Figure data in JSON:
-- START --

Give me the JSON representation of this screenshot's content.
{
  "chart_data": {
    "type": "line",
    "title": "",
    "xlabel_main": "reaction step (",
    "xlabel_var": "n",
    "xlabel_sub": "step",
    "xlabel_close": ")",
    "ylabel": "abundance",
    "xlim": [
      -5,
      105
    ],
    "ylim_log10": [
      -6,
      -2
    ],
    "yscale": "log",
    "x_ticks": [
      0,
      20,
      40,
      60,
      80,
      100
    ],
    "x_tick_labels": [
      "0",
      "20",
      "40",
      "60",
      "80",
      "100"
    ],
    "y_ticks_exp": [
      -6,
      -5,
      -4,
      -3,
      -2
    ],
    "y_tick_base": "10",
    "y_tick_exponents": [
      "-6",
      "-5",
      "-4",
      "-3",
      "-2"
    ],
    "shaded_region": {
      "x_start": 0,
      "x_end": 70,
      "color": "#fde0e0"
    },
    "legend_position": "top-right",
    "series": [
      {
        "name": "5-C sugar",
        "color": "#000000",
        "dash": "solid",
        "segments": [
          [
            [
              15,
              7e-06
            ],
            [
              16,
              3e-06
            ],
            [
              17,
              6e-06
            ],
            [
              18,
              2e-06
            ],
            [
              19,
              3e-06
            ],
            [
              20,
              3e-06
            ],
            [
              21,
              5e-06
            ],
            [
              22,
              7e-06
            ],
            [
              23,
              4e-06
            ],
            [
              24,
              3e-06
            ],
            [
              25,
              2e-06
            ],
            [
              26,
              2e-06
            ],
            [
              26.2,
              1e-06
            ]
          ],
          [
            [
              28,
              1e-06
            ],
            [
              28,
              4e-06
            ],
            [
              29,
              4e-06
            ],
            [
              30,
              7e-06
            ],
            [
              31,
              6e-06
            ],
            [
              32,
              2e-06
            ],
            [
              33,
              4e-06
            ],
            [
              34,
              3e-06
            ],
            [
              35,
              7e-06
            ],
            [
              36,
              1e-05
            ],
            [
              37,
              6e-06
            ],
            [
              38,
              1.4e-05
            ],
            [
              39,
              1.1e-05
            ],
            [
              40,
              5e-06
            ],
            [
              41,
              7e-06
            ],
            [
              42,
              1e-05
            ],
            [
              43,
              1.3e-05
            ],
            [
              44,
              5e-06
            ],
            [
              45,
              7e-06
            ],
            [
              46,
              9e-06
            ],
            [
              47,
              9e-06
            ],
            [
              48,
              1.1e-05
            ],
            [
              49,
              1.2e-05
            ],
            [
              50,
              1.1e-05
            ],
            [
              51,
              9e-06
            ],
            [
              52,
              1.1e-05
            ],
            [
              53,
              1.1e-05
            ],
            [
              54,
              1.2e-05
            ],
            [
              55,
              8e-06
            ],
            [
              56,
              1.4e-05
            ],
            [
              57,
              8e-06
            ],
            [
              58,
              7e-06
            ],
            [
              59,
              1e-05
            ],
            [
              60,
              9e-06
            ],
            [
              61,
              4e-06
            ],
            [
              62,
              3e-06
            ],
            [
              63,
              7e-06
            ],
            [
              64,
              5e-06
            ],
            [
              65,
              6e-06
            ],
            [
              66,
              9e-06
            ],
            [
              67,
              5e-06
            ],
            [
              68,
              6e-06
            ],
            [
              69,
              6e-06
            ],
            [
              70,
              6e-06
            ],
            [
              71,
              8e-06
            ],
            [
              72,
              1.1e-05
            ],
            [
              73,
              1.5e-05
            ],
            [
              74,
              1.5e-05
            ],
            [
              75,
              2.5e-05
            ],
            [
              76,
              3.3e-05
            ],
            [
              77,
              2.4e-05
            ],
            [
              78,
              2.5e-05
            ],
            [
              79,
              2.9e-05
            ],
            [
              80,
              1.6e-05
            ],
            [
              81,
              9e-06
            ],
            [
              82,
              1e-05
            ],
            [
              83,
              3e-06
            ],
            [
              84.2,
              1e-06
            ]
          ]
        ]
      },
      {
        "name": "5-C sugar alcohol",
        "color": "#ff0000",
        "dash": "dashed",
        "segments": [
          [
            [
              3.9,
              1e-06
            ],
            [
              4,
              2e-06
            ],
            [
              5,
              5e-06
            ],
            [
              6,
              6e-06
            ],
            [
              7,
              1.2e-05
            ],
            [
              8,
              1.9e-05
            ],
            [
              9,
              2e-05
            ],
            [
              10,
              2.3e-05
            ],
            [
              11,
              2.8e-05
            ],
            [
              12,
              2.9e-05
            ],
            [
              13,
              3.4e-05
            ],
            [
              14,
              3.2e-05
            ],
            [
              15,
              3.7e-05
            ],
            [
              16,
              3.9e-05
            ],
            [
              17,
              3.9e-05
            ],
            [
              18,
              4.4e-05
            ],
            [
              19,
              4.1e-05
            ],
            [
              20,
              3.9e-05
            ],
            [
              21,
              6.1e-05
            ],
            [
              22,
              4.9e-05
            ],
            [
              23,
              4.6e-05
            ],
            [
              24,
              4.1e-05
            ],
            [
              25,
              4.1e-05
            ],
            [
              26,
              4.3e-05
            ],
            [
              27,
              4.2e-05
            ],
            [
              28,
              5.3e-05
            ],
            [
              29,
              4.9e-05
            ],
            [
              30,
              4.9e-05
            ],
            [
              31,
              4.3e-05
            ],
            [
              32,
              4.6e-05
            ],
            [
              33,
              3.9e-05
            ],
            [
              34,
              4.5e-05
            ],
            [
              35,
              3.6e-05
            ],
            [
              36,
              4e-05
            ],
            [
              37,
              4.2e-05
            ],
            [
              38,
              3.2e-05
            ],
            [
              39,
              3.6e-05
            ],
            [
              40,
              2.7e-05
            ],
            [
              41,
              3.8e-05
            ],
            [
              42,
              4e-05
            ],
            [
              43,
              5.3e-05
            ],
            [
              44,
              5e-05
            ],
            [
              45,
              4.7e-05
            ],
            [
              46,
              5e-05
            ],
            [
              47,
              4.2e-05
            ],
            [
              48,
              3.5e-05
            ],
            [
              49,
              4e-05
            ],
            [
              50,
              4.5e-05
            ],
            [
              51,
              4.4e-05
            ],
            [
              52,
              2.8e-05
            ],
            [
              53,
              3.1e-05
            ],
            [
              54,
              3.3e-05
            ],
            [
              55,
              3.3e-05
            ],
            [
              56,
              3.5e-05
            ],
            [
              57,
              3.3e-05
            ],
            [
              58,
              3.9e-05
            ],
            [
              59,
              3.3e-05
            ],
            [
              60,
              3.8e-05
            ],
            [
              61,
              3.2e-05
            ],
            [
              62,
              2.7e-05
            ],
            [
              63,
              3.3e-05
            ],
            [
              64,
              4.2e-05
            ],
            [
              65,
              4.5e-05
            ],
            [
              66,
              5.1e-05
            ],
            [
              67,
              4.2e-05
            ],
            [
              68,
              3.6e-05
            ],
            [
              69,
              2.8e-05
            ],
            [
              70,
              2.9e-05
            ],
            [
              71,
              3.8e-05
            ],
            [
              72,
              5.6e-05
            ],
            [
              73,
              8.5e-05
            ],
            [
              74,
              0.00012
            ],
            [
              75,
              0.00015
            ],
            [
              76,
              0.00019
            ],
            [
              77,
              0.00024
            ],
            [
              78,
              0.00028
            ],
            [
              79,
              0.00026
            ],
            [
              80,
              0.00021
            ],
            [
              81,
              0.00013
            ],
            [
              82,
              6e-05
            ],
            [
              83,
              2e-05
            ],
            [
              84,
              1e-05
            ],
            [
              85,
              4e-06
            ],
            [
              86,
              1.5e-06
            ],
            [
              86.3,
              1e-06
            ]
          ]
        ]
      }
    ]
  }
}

-- END --

▶ **WHAT IS REQUIRED**
Your task is to give the records above again, exactly.

▶ **SOLVED PROBLEM**
Give me the JSON representation of this screenshot's content.
{
  "chart_data": {
    "type": "line",
    "title": "",
    "xlabel_main": "reaction step (",
    "xlabel_var": "n",
    "xlabel_sub": "step",
    "xlabel_close": ")",
    "ylabel": "abundance",
    "xlim": [
      -5,
      105
    ],
    "ylim_log10": [
      -6,
      -2
    ],
    "yscale": "log",
    "x_ticks": [
      0,
      20,
      40,
      60,
      80,
      100
    ],
    "x_tick_labels": [
      "0",
      "20",
      "40",
      "60",
      "80",
      "100"
    ],
    "y_ticks_exp": [
      -6,
      -5,
      -4,
      -3,
      -2
    ],
    "y_tick_base": "10",
    "y_tick_exponents": [
      "-6",
      "-5",
      "-4",
      "-3",
      "-2"
    ],
    "shaded_region": {
      "x_start": 0,
      "x_end": 70,
      "color": "#fde0e0"
    },
    "legend_position": "top-right",
    "series": [
      {
        "name": "5-C sugar",
        "color": "#000000",
        "dash": "solid",
        "segments": [
          [
            [
              15,
              7e-06
            ],
            [
              16,
              3e-06
            ],
            [
              17,
              6e-06
            ],
            [
              18,
              2e-06
            ],
            [
              19,
              3e-06
            ],
            [
              20,
              3e-06
            ],
            [
              21,
              5e-06
            ],
            [
              22,
              7e-06
            ],
            [
              23,
              4e-06
            ],
            [
              24,
              3e-06
            ],
            [
              25,
              2e-06
            ],
            [
              26,
              2e-06
            ],
            [
              26.2,
              1e-06
            ]
          ],
          [
            [
              28,
              1e-06
            ],
            [
              28,
              4e-06
            ],
            [
              29,
              4e-06
            ],
            [
              30,
              7e-06
            ],
            [
              31,
              6e-06
            ],
            [
              32,
              2e-06
            ],
            [
              33,
              4e-06
            ],
            [
              34,
              3e-06
            ],
            [
              35,
              7e-06
            ],
            [
              36,
              1e-05
            ],
            [
              37,
              6e-06
            ],
            [
              38,
              1.4e-05
            ],
            [
              39,
              1.1e-05
            ],
            [
              40,
              5e-06
            ],
            [
              41,
              7e-06
            ],
            [
              42,
              1e-05
            ],
            [
              43,
              1.3e-05
            ],
            [
              44,
              5e-06
            ],
            [
              45,
              7e-06
            ],
            [
              46,
              9e-06
            ],
            [
              47,
              9e-06
            ],
            [
              48,
              1.1e-05
            ],
            [
              49,
              1.2e-05
            ],
            [
              50,
              1.1e-05
            ],
            [
              51,
              9e-06
            ],
            [
              52,
              1.1e-05
            ],
            [
              53,
              1.1e-05
            ],
            [
              54,
              1.2e-05
            ],
            [
              55,
              8e-06
            ],
            [
              56,
              1.4e-05
            ],
            [
              57,
              8e-06
            ],
            [
              58,
              7e-06
            ],
            [
              59,
              1e-05
            ],
            [
              60,
              9e-06
            ],
            [
              61,
              4e-06
            ],
            [
              62,
              3e-06
            ],
            [
              63,
              7e-06
            ],
            [
              64,
              5e-06
            ],
            [
              65,
              6e-06
            ],
            [
              66,
              9e-06
            ],
            [
              67,
              5e-06
            ],
            [
              68,
              6e-06
            ],
            [
              69,
              6e-06
            ],
            [
              70,
              6e-06
            ],
            [
              71,
              8e-06
            ],
            [
              72,
              1.1e-05
            ],
            [
              73,
              1.5e-05
            ],
            [
              74,
              1.5e-05
            ],
            [
              75,
              2.5e-05
            ],
            [
              76,
              3.3e-05
            ],
            [
              77,
              2.4e-05
            ],
            [
              78,
              2.5e-05
            ],
            [
              79,
              2.9e-05
            ],
            [
              80,
              1.6e-05
            ],
            [
              81,
              9e-06
            ],
            [
              82,
              1e-05
            ],
            [
              83,
              3e-06
            ],
            [
              84.2,
              1e-06
            ]
          ]
        ]
      },
      {
        "name": "5-C sugar alcohol",
        "color": "#ff0000",
        "dash": "dashed",
        "segments": [
          [
            [
              3.9,
              1e-06
            ],
            [
              4,
              2e-06
            ],
            [
              5,
              5e-06
            ],
            [
              6,
              6e-06
            ],
            [
              7,
              1.2e-05
            ],
            [
              8,
              1.9e-05
            ],
            [
              9,
              2e-05
            ],
            [
              10,
              2.3e-05
            ],
            [
              11,
              2.8e-05
            ],
            [
              12,
              2.9e-05
            ],
            [
              13,
              3.4e-05
            ],
            [
              14,
              3.2e-05
            ],
            [
              15,
              3.7e-05
            ],
            [
              16,
              3.9e-05
            ],
            [
              17,
              3.9e-05
            ],
            [
              18,
              4.4e-05
            ],
            [
              19,
              4.1e-05
            ],
            [
              20,
              3.9e-05
            ],
            [
              21,
              6.1e-05
            ],
            [
              22,
              4.9e-05
            ],
            [
              23,
              4.6e-05
            ],
            [
              24,
              4.1e-05
            ],
            [
              25,
              4.1e-05
            ],
            [
              26,
              4.3e-05
            ],
            [
              27,
              4.2e-05
            ],
            [
              28,
              5.3e-05
            ],
            [
              29,
              4.9e-05
            ],
            [
              30,
              4.9e-05
            ],
            [
              31,
              4.3e-05
            ],
            [
              32,
              4.6e-05
            ],
            [
              33,
              3.9e-05
            ],
            [
              34,
              4.5e-05
            ],
            [
              35,
              3.6e-05
            ],
            [
              36,
              4e-05
            ],
            [
              37,
              4.2e-05
            ],
            [
              38,
              3.2e-05
            ],
            [
              39,
              3.6e-05
            ],
            [
              40,
              2.7e-05
            ],
            [
              41,
              3.8e-05
            ],
            [
              42,
              4e-05
            ],
            [
              43,
              5.3e-05
            ],
            [
              44,
              5e-05
            ],
            [
              45,
              4.7e-05
            ],
            [
              46,
              5e-05
            ],
            [
              47,
              4.2e-05
            ],
            [
              48,
              3.5e-05
            ],
            [
              49,
              4e-05
            ],
            [
              50,
              4.5e-05
            ],
            [
              51,
              4.4e-05
            ],
            [
              52,
              2.8e-05
            ],
            [
              53,
              3.1e-05
            ],
            [
              54,
              3.3e-05
            ],
            [
              55,
              3.3e-05
            ],
            [
              56,
              3.5e-05
            ],
            [
              57,
              3.3e-05
            ],
            [
              58,
              3.9e-05
            ],
            [
              59,
              3.3e-05
            ],
            [
              60,
              3.8e-05
            ],
            [
              61,
              3.2e-05
            ],
            [
              62,
              2.7e-05
            ],
            [
              63,
              3.3e-05
            ],
            [
              64,
              4.2e-05
            ],
            [
              65,
              4.5e-05
            ],
            [
              66,
              5.1e-05
            ],
            [
              67,
              4.2e-05
            ],
            [
              68,
              3.6e-05
            ],
            [
              69,
              2.8e-05
            ],
            [
              70,
              2.9e-05
            ],
            [
              71,
              3.8e-05
            ],
            [
              72,
              5.6e-05
            ],
            [
              73,
              8.5e-05
            ],
            [
              74,
              0.00012
            ],
            [
              75,
              0.00015
            ],
            [
              76,
              0.00019
            ],
            [
              77,
              0.00024
            ],
            [
              78,
              0.00028
            ],
            [
              79,
              0.00026
            ],
            [
              80,
              0.00021
            ],
            [
              81,
              0.00013
            ],
            [
              82,
              6e-05
            ],
            [
              83,
              2e-05
            ],
            [
              84,
              1e-05
            ],
            [
              85,
              4e-06
            ],
            [
              86,
              1.5e-06
            ],
            [
              86.3,
              1e-06
            ]
          ]
        ]
      }
    ]
  }
}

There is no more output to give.